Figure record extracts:
++++

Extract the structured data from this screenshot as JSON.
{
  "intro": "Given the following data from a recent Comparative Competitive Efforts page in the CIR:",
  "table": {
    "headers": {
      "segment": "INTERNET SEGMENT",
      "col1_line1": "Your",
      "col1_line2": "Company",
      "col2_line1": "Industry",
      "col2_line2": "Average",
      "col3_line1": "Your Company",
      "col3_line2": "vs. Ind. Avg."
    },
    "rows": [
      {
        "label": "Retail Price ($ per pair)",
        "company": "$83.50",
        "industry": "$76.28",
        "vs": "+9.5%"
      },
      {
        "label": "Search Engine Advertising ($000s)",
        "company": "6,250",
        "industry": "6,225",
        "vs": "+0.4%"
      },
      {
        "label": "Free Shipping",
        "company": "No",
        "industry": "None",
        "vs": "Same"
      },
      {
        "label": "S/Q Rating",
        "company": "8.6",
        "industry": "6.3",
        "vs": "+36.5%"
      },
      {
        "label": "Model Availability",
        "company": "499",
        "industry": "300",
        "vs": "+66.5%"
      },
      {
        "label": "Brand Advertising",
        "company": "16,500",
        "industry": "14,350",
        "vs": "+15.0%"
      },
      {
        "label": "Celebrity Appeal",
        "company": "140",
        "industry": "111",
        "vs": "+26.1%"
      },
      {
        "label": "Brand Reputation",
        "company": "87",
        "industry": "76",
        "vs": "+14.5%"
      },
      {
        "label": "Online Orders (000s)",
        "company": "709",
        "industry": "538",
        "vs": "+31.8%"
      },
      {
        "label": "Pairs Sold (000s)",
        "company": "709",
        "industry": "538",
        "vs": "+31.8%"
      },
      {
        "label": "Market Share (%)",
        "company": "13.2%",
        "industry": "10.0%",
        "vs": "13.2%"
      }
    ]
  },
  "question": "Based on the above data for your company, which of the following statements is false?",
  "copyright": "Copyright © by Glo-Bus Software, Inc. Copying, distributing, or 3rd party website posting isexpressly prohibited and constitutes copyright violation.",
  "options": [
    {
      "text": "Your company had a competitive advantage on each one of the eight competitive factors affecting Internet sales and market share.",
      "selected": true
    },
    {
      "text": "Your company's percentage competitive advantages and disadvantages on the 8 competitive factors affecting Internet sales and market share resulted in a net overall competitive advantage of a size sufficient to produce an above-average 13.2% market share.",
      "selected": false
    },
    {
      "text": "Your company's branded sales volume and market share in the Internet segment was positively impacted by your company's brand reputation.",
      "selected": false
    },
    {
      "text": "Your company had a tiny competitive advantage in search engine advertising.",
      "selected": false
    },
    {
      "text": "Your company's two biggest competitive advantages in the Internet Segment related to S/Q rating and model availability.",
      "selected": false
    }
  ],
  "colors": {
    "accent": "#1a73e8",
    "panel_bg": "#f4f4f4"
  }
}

++++

* WORK REQUIRED *
Report the number of lines that contain "affecting", with no other words.

* SOLUTION BELOW *
2